Transcribe the material in full. Nothing should differ except that the pictures are left out.

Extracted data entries
--- Begin ---

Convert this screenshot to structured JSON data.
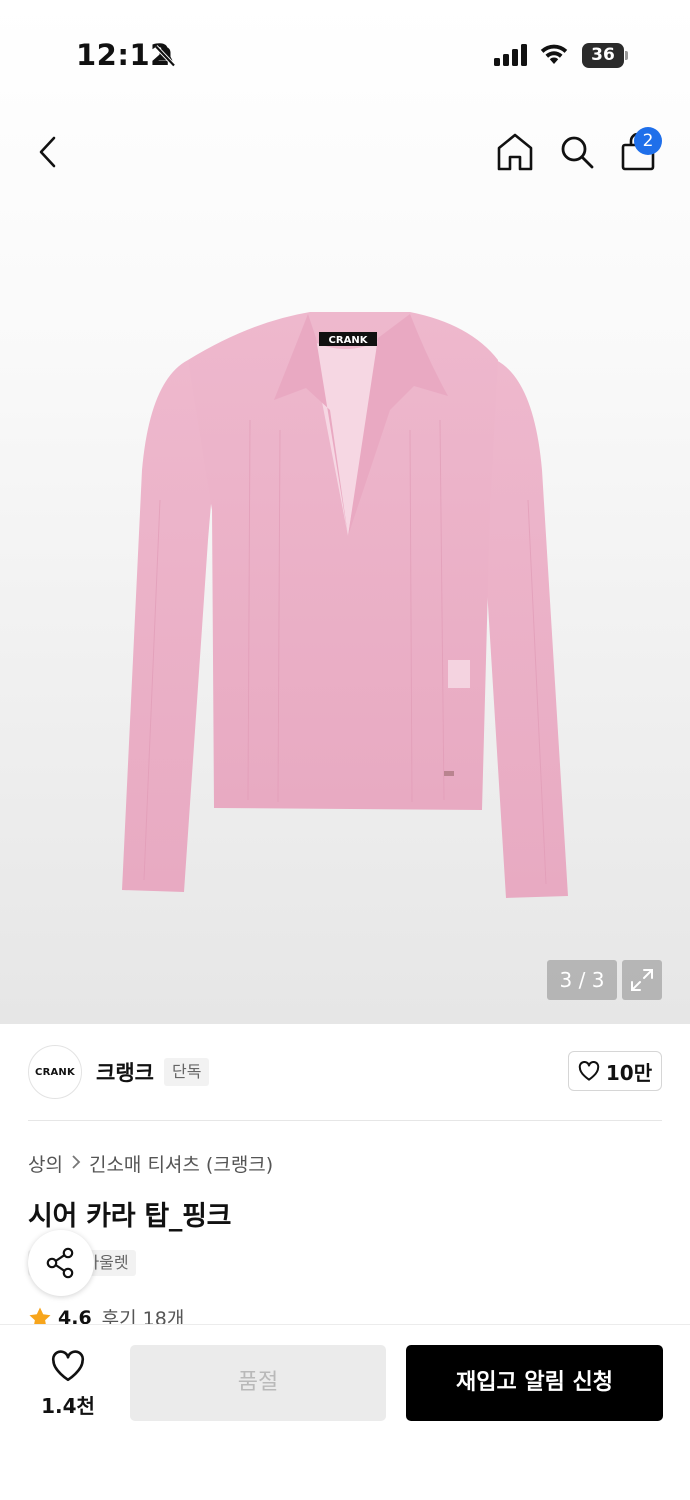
{
  "status_bar": {
    "time": "12:12",
    "battery": "36"
  },
  "nav": {
    "cart_count": "2"
  },
  "gallery": {
    "counter": "3 / 3",
    "label_text": "CRANK"
  },
  "brand": {
    "logo_text": "CRANK",
    "name": "크랭크",
    "tag": "단독",
    "likes": "10만"
  },
  "breadcrumb": {
    "category": "상의",
    "sub_category": "긴소매 티셔츠 (크랭크)"
  },
  "product": {
    "title": "시어 카라 탑_핑크",
    "tags": [
      "단독",
      "아울렛"
    ],
    "rating": "4.6",
    "reviews": "후기 18개"
  },
  "bottom_bar": {
    "like_count": "1.4천",
    "soldout_label": "품절",
    "restock_label": "재입고 알림 신청"
  },
  "colors": {
    "accent_blue": "#1f6fea",
    "product_pink": "#ebb2c9",
    "star": "#f7a51c"
  }
}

--- End ---

EXERCISE RESULT ▸
Convert this screenshot to structured JSON data.
{
  "status_bar": {
    "time": "12:12",
    "battery": "36"
  },
  "nav": {
    "cart_count": "2"
  },
  "gallery": {
    "counter": "3 / 3",
    "label_text": "CRANK"
  },
  "brand": {
    "logo_text": "CRANK",
    "name": "크랭크",
    "tag": "단독",
    "likes": "10만"
  },
  "breadcrumb": {
    "category": "상의",
    "sub_category": "긴소매 티셔츠 (크랭크)"
  },
  "product": {
    "title": "시어 카라 탑_핑크",
    "tags": [
      "단독",
      "아울렛"
    ],
    "rating": "4.6",
    "reviews": "후기 18개"
  },
  "bottom_bar": {
    "like_count": "1.4천",
    "soldout_label": "품절",
    "restock_label": "재입고 알림 신청"
  },
  "colors": {
    "accent_blue": "#1f6fea",
    "product_pink": "#ebb2c9",
    "star": "#f7a51c"
  }
}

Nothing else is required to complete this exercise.